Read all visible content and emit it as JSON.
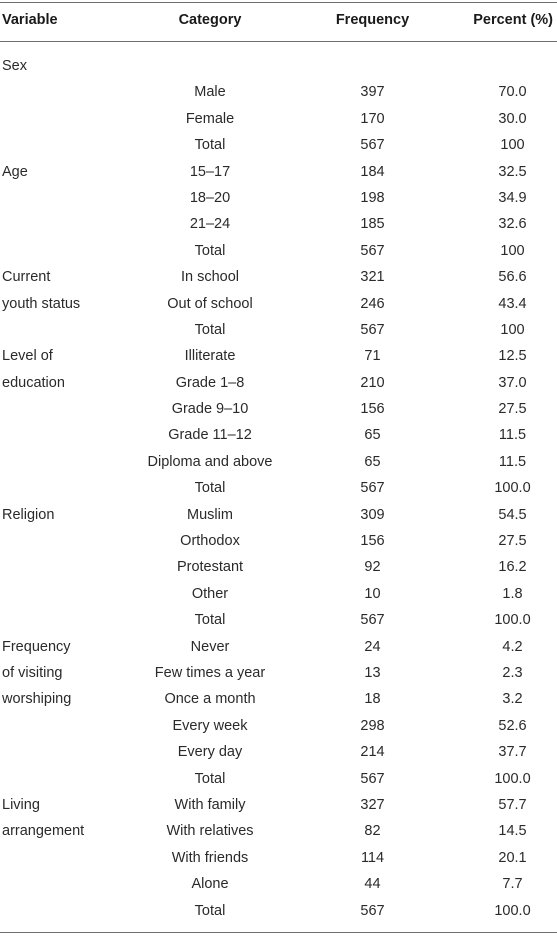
{
  "header": {
    "variable": "Variable",
    "category": "Category",
    "frequency": "Frequency",
    "percent": "Percent (%)"
  },
  "rows": [
    {
      "variable": "Sex",
      "category": "",
      "frequency": "",
      "percent": ""
    },
    {
      "variable": "",
      "category": "Male",
      "frequency": "397",
      "percent": "70.0"
    },
    {
      "variable": "",
      "category": "Female",
      "frequency": "170",
      "percent": "30.0"
    },
    {
      "variable": "",
      "category": "Total",
      "frequency": "567",
      "percent": "100"
    },
    {
      "variable": "Age",
      "category": "15–17",
      "frequency": "184",
      "percent": "32.5"
    },
    {
      "variable": "",
      "category": "18–20",
      "frequency": "198",
      "percent": "34.9"
    },
    {
      "variable": "",
      "category": "21–24",
      "frequency": "185",
      "percent": "32.6"
    },
    {
      "variable": "",
      "category": "Total",
      "frequency": "567",
      "percent": "100"
    },
    {
      "variable": "Current",
      "category": "In school",
      "frequency": "321",
      "percent": "56.6"
    },
    {
      "variable": "youth status",
      "category": "Out of school",
      "frequency": "246",
      "percent": "43.4"
    },
    {
      "variable": "",
      "category": "Total",
      "frequency": "567",
      "percent": "100"
    },
    {
      "variable": "Level of",
      "category": "Illiterate",
      "frequency": "71",
      "percent": "12.5"
    },
    {
      "variable": "education",
      "category": "Grade 1–8",
      "frequency": "210",
      "percent": "37.0"
    },
    {
      "variable": "",
      "category": "Grade 9–10",
      "frequency": "156",
      "percent": "27.5"
    },
    {
      "variable": "",
      "category": "Grade 11–12",
      "frequency": "65",
      "percent": "11.5"
    },
    {
      "variable": "",
      "category": "Diploma and above",
      "frequency": "65",
      "percent": "11.5"
    },
    {
      "variable": "",
      "category": "Total",
      "frequency": "567",
      "percent": "100.0"
    },
    {
      "variable": "Religion",
      "category": "Muslim",
      "frequency": "309",
      "percent": "54.5"
    },
    {
      "variable": "",
      "category": "Orthodox",
      "frequency": "156",
      "percent": "27.5"
    },
    {
      "variable": "",
      "category": "Protestant",
      "frequency": "92",
      "percent": "16.2"
    },
    {
      "variable": "",
      "category": "Other",
      "frequency": "10",
      "percent": "1.8"
    },
    {
      "variable": "",
      "category": "Total",
      "frequency": "567",
      "percent": "100.0"
    },
    {
      "variable": "Frequency",
      "category": "Never",
      "frequency": "24",
      "percent": "4.2"
    },
    {
      "variable": "of visiting",
      "category": "Few times a year",
      "frequency": "13",
      "percent": "2.3"
    },
    {
      "variable": "worshiping",
      "category": "Once a month",
      "frequency": "18",
      "percent": "3.2"
    },
    {
      "variable": "",
      "category": "Every week",
      "frequency": "298",
      "percent": "52.6"
    },
    {
      "variable": "",
      "category": "Every day",
      "frequency": "214",
      "percent": "37.7"
    },
    {
      "variable": "",
      "category": "Total",
      "frequency": "567",
      "percent": "100.0"
    },
    {
      "variable": "Living",
      "category": "With family",
      "frequency": "327",
      "percent": "57.7"
    },
    {
      "variable": "arrangement",
      "category": "With relatives",
      "frequency": "82",
      "percent": "14.5"
    },
    {
      "variable": "",
      "category": "With friends",
      "frequency": "114",
      "percent": "20.1"
    },
    {
      "variable": "",
      "category": "Alone",
      "frequency": "44",
      "percent": "7.7"
    },
    {
      "variable": "",
      "category": "Total",
      "frequency": "567",
      "percent": "100.0"
    }
  ]
}
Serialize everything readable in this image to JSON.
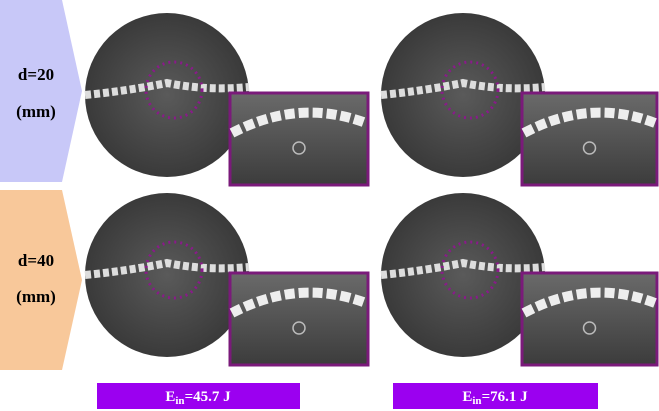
{
  "rows": [
    {
      "label": "d=20",
      "unit": "(mm)"
    },
    {
      "label": "d=40",
      "unit": "(mm)"
    }
  ],
  "columns": [
    {
      "symbol": "E",
      "subscript": "in",
      "value": "=45.7 J"
    },
    {
      "symbol": "E",
      "subscript": "in",
      "value": "=76.1 J"
    }
  ]
}
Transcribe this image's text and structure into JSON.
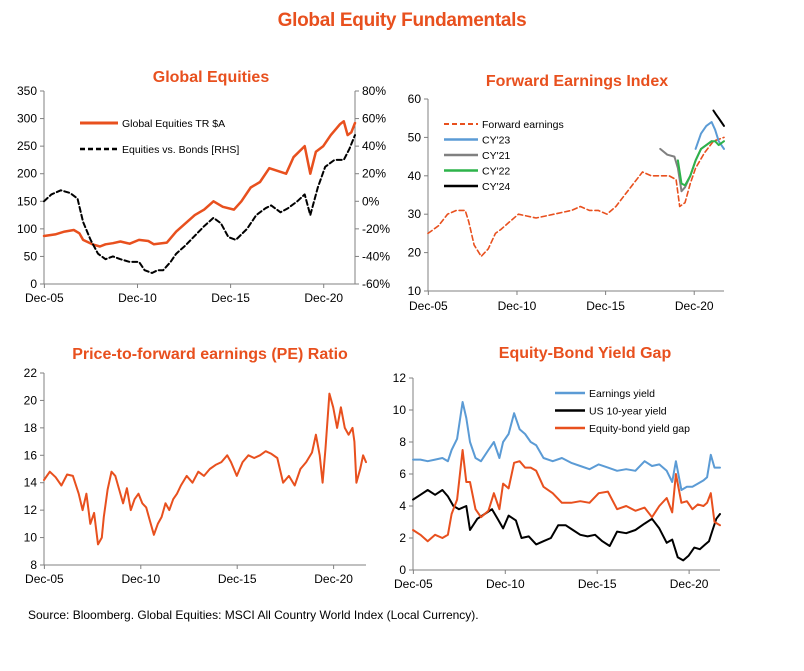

§ §

TASK DESCRIPTION: Copy each line from the data above that includes "Grade".

EXERCISE OUTPUT:
      "category": "Grade 1–8",
      "category": "Grade 9–10",
      "category": "Grade 11–12",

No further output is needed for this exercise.